__情報の活用__.
A - ヘルパーの付き添いについての文章のうち、「食事を作るのに、できないこと」から「らしていたか、生活のサイクルはバラバラ。」までの部分を一字一句そのまま書き写すこと。
B - ヘルパーの付き添いについての文章によると、娘はどこに勤務しているか答えること。
C - ヘルパーの付き添いについての文章を、示された最後の文の後から書き継ぐこと。

__抜粋__.
失うとき

 医師は私を否定し、家族は頼る。もう保たない。家事を頼みたくて、市の相談員と話したら、手帳がないとヘルパーは頼めないという。それで手帳を申請して取得できたのは幸運だと思うか、等級により、使えるサービスが決まっている。私の 二種二級だと、散歩の「付き添い」運転の「付き添い」買い物の「付き添い」など。
 家の中であれば、居宅介護といって、家事の手伝いをしてくれるが、それは、洗濯をするとき、できないことに付き添う。見た目は健康そのものだけれど、とにかく出来ない、痛いとか疲労とか怖さは関係ない。いつか慣れてくる。どうしてかわからないけれど、自分に最低限必要な生命力さえなくして、
批判されればされる程に、地球の引力がおのれの重みをずっしりと地面に押しつけて、身動きできない感じ。

 食事を作るのに、できないことを付き添う。というように、本人がねたきりでも、「付き添い」だけで、「代わりに」ということはない。地区自治会の、「ゴミ置き場の掃除」を民間の業者に頼んだが、水を運ぶ「付き添い」しかできないので、内緒で水のポリタンクを運んでもらった。ブラシと洗剤で、しみ出た生ゴミの汁をこする。持ち手が長いので、杖の代用品にもなる。越してきたとき、ゴミ置き場の寄付をしたと、自慢なのか恩を着せたいのか、金額を言ったり、自分の家の車種を言ったり、孫がスマホを上手に使う…など、私には興味の無いことを、まくし立てて、
「汚いゴミ袋は中身を開けて誰か確かめる」
と言い放ったことが、恐怖感を煽って、思い出してはゴシゴシ。後から全身が痛くなり、また動けない。
 味覚、聴覚、恐怖、感動、その他の刺激が全部、元気なときの100倍になってしまう。

 だが、付添は、本来、家族のいる人は利用できない。当日それを聞いて、勤務時間が夜の娘が眠っていたので注意された。塾に勤務している。朝方持ち帰りの仕事を終えて、少し眠って、午後には出勤する。この繰り返し。夫は日勤。3人で暮らしていたか、生活のサイクルはバラバラ。
。目覚めた後、午後になるまで全く動けない私を、付き添ってくれる人はいなかった。
「ヘルパーはお手伝いさんじゃないんだから」
と断られた。娘は、
「私が家にいるから悪いので、私さえ、家を出て行けばいいのね。」
といって、アパート暮らしを始めた。経済的理由から 1年しないうちに戻った。アパートを借りていても、親の家でシャワーを浴びたり、眠る。ひとりで二カ所を使っているのだから、経済的に破たんした。

__元データ__.
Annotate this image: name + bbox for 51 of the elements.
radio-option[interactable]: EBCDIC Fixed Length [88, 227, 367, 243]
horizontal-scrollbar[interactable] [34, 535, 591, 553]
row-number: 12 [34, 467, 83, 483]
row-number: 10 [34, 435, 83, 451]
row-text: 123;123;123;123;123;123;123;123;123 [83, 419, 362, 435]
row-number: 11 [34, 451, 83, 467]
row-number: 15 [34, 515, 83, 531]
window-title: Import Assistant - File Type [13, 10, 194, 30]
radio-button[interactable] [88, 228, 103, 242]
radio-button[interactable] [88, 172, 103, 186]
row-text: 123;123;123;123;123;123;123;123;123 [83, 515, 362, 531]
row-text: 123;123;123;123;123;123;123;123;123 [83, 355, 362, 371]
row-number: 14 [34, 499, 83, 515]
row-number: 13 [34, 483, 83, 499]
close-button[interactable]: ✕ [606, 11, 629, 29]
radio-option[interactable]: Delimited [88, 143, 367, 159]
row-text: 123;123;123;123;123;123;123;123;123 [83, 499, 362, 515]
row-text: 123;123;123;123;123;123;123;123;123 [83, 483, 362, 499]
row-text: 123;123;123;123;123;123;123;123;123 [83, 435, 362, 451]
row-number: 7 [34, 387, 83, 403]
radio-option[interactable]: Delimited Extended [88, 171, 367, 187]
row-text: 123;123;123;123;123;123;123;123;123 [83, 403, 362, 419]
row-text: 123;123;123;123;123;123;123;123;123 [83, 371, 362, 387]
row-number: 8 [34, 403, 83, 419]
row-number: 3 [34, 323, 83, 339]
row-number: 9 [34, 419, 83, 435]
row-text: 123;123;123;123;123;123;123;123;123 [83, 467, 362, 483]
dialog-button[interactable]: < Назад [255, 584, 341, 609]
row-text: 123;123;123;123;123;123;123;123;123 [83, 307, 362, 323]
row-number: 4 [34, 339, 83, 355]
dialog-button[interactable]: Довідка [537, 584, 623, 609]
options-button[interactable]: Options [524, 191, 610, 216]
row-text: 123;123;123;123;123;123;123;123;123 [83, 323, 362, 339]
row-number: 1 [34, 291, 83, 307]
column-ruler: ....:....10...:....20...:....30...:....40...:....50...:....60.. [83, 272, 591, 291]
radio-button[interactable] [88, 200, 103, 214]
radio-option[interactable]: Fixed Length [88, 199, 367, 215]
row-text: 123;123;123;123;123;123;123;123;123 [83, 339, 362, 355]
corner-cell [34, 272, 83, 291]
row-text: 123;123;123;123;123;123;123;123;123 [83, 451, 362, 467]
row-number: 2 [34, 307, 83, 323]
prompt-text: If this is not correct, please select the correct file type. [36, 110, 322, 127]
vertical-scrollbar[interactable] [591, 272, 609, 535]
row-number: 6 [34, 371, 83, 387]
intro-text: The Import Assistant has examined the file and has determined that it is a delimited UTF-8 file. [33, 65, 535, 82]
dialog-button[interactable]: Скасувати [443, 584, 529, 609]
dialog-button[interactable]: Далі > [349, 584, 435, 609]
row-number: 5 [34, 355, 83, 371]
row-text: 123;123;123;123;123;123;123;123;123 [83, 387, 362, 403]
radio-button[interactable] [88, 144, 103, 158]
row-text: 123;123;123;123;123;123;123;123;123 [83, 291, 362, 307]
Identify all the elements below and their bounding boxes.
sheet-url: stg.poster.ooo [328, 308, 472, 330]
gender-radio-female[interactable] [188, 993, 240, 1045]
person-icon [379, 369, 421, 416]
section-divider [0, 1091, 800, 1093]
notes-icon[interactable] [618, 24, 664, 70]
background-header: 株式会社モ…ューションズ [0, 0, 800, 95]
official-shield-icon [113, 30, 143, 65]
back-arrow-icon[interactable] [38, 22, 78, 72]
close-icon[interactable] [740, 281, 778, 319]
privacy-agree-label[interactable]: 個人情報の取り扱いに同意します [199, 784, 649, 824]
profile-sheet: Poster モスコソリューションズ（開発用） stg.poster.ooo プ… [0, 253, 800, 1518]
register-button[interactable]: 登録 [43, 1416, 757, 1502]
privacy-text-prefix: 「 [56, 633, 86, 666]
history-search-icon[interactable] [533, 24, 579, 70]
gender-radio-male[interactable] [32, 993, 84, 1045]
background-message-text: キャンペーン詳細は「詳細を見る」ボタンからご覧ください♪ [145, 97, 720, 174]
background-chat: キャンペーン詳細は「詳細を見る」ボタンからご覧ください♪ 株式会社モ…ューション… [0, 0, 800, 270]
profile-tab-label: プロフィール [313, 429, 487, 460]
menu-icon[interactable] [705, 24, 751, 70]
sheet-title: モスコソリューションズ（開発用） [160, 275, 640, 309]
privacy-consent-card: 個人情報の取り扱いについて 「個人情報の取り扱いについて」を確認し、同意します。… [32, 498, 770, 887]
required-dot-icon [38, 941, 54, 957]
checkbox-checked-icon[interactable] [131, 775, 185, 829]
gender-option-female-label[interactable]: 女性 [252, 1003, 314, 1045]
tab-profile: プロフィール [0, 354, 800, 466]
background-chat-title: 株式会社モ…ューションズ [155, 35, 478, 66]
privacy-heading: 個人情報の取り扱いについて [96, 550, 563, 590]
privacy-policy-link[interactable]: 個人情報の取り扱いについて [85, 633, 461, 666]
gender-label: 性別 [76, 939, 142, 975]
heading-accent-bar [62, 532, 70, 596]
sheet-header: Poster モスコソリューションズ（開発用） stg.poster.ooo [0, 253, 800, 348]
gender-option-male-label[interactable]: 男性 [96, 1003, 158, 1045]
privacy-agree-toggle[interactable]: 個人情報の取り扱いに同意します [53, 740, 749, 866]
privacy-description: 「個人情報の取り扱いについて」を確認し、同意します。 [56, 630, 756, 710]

__タスク別出力__.
A -
食事を作るのに、できないことを付き添う。というように、本人がねたきりでも、「付き添い」だけで、「代わりに」ということはない。地区自治会の、「ゴミ置き場の掃除」を民間の業者に頼んだが、水を運ぶ「付き添い」しかできないので、内緒で水のポリタンクを運んでもらった。ブラシと洗剤で、しみ出た生ゴミの汁をこする。持ち手が長いので、杖の代用品にもなる。越してきたとき、ゴミ置き場の寄付をしたと、自慢なのか恩を着せたいのか、金額を言ったり、自分の家の車種を言ったり、孫がスマホを上手に使う…など、私には興味の無いことを、まくし立てて、
「汚いゴミ袋は中身を開けて誰か確かめる」
と言い放ったことが、恐怖感を煽って、思い出してはゴシゴシ。後から全身が痛くなり、また動けない。
 味覚、聴覚、恐怖、感動、その他の刺激が全部、元気なときの100倍になってしまう。

 だが、付添は、本来、家族のいる人は利用できない。当日それを聞いて、勤務時間が夜の娘が眠っていたので注意された。塾に勤務している。朝方持ち帰りの仕事を終えて、少し眠って、午後には出勤する。この繰り返し。夫は日勤。3人で暮らしていたか、生活のサイクルはバラバラ。

B - 塾

C -
 夫は、掃除選択を一手に引き受け、年ごろの娘の大量の衣類を、洗って干し、クリーニングに出し、その費用は夫もち。会社にいく服も変えず、季節ごとに私が買って与えた。最後は、アパート引き上げるとき、不払いしていた水道代、リボ払いのカード会社から来た督促状、すべて私が支払した。衣食住すべてを担う夫は疲れ、私と似たような痛みのある病気を発症した。私が病気になる以前は、お金の管理から食事、付き合いごとまで、すべてをこなしていた。それが突然、、見えないところを片づける人がいなくなったので、面倒なすべてのことが夫と子供に向いた。
 そうなる前に、きちんと子育て、きちんと夫の世話と教育をしていればよかったのか。正直、私は、実家の親と嫁ぎ先の親、病院の送り迎え、子供の学校でのいさかい、近所付き合いによって起こったもめごと、金銭の管理、異様なまでに偏った食事の好み…一人で抱えきれず、苦しくてたまらなかったが、長男の嫁になるというのはそういうものだ、と、結婚が決まった瞬間から、人生をあきらめていた。どんなに尽くそうと、人間は満足しない、感謝もしない。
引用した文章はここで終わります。